Stored records
_ _ _ _
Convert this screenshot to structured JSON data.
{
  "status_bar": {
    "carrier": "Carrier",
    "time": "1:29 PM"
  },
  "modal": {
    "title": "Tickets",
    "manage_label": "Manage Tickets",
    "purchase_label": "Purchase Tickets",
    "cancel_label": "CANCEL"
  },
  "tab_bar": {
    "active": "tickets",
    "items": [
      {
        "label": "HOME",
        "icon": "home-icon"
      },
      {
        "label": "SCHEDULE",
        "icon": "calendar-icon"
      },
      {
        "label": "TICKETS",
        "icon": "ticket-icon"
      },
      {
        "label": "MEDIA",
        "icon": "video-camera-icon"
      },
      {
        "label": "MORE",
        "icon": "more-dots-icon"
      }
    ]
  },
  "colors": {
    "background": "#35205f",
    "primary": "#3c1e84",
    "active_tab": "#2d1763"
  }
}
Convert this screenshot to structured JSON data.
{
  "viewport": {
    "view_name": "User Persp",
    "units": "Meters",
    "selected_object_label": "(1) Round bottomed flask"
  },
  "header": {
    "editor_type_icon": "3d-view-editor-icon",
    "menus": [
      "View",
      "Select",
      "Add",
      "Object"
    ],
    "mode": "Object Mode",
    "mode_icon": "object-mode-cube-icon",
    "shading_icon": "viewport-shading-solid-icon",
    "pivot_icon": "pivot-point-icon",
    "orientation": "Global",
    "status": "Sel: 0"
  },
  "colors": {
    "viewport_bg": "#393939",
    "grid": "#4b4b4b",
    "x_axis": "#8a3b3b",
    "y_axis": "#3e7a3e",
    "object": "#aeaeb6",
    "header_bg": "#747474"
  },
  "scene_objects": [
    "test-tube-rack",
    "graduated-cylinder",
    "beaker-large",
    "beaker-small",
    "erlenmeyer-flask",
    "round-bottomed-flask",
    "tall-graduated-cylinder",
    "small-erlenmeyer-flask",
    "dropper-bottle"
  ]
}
_ _ _ _
Return every entry verbatim.

* Full output:
Convert this screenshot to structured JSON data.
{
  "status_bar": {
    "carrier": "Carrier",
    "time": "1:29 PM"
  },
  "modal": {
    "title": "Tickets",
    "manage_label": "Manage Tickets",
    "purchase_label": "Purchase Tickets",
    "cancel_label": "CANCEL"
  },
  "tab_bar": {
    "active": "tickets",
    "items": [
      {
        "label": "HOME",
        "icon": "home-icon"
      },
      {
        "label": "SCHEDULE",
        "icon": "calendar-icon"
      },
      {
        "label": "TICKETS",
        "icon": "ticket-icon"
      },
      {
        "label": "MEDIA",
        "icon": "video-camera-icon"
      },
      {
        "label": "MORE",
        "icon": "more-dots-icon"
      }
    ]
  },
  "colors": {
    "background": "#35205f",
    "primary": "#3c1e84",
    "active_tab": "#2d1763"
  }
}
Convert this screenshot to structured JSON data.
{
  "viewport": {
    "view_name": "User Persp",
    "units": "Meters",
    "selected_object_label": "(1) Round bottomed flask"
  },
  "header": {
    "editor_type_icon": "3d-view-editor-icon",
    "menus": [
      "View",
      "Select",
      "Add",
      "Object"
    ],
    "mode": "Object Mode",
    "mode_icon": "object-mode-cube-icon",
    "shading_icon": "viewport-shading-solid-icon",
    "pivot_icon": "pivot-point-icon",
    "orientation": "Global",
    "status": "Sel: 0"
  },
  "colors": {
    "viewport_bg": "#393939",
    "grid": "#4b4b4b",
    "x_axis": "#8a3b3b",
    "y_axis": "#3e7a3e",
    "object": "#aeaeb6",
    "header_bg": "#747474"
  },
  "scene_objects": [
    "test-tube-rack",
    "graduated-cylinder",
    "beaker-large",
    "beaker-small",
    "erlenmeyer-flask",
    "round-bottomed-flask",
    "tall-graduated-cylinder",
    "small-erlenmeyer-flask",
    "dropper-bottle"
  ]
}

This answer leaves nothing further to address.